**What is asked**
Check each line of the entries below for the string "Нурофен"; copy every line where it appears.

**Exercise input**
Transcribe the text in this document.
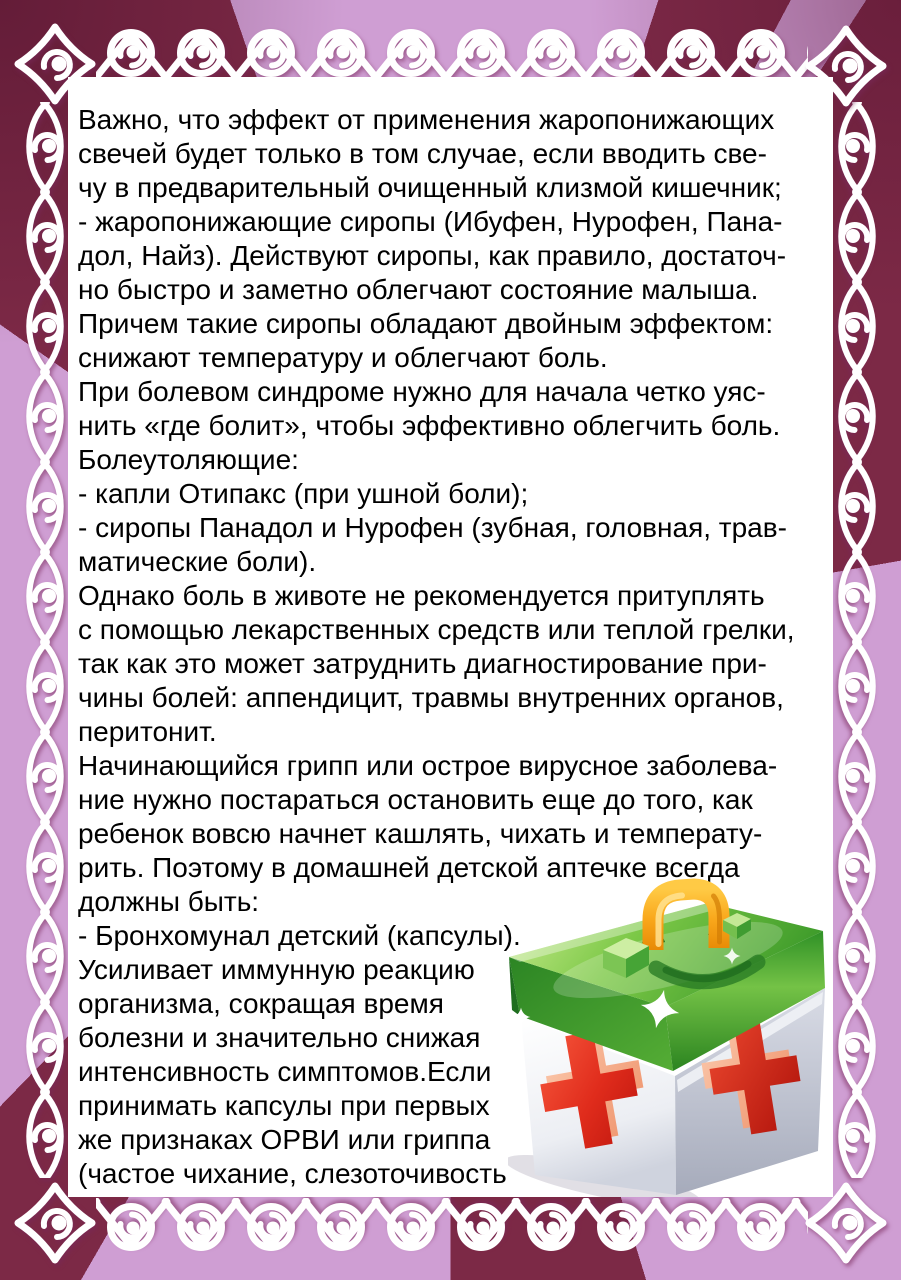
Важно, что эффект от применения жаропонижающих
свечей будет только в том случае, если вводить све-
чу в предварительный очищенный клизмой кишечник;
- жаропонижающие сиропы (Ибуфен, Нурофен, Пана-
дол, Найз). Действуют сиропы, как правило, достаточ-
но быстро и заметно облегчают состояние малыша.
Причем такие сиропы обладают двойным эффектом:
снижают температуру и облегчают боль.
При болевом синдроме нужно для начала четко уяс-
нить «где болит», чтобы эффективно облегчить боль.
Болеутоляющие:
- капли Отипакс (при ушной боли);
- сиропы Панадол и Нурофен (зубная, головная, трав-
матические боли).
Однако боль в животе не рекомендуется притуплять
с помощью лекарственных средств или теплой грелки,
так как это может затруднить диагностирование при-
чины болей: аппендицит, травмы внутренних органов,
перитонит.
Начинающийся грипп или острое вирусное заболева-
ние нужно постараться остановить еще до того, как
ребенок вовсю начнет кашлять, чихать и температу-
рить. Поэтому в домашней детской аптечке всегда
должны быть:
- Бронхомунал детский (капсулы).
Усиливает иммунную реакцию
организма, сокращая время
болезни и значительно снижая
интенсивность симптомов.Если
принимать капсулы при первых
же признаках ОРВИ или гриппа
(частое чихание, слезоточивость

==

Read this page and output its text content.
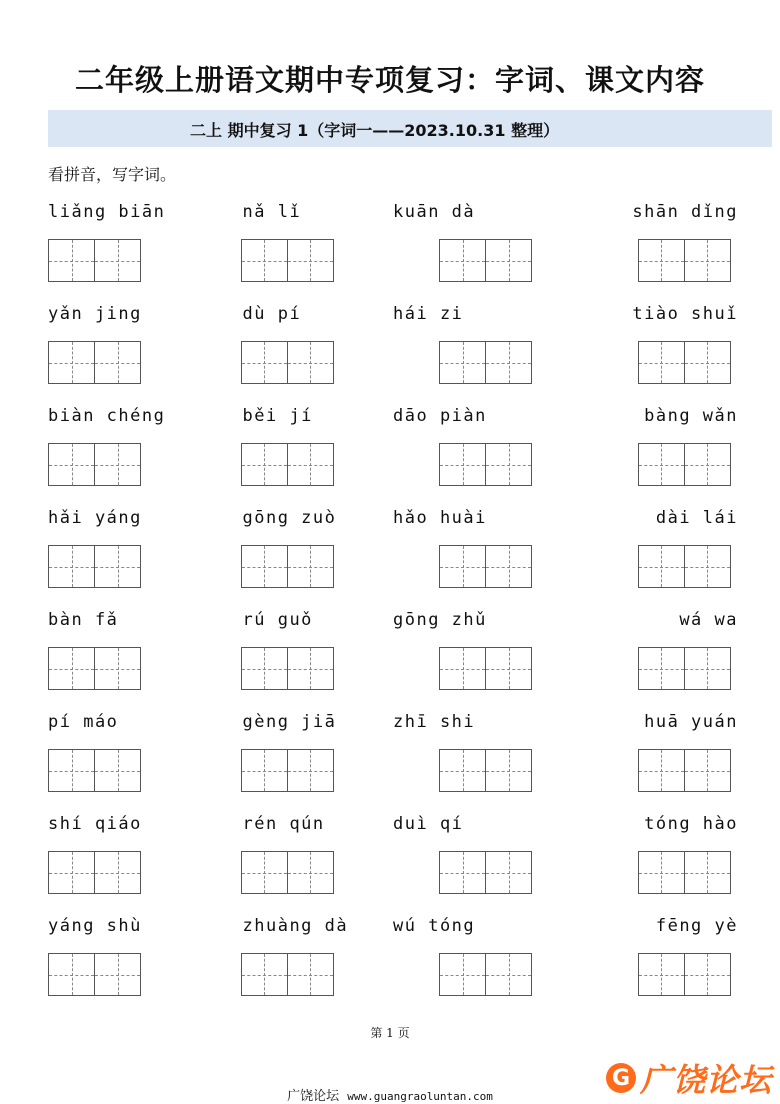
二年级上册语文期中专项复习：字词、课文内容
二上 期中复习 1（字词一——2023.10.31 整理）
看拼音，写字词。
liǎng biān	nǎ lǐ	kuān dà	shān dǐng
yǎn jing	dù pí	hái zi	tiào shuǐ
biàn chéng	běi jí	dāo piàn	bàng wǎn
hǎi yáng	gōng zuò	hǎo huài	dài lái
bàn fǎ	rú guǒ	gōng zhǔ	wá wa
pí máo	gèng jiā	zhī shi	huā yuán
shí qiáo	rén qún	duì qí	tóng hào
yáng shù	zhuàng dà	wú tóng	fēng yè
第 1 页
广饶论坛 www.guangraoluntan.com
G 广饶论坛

**Written answer**
- жаропонижающие сиропы (Ибуфен, Нурофен, Пана-
- сиропы Панадол и Нурофен (зубная, головная, трав-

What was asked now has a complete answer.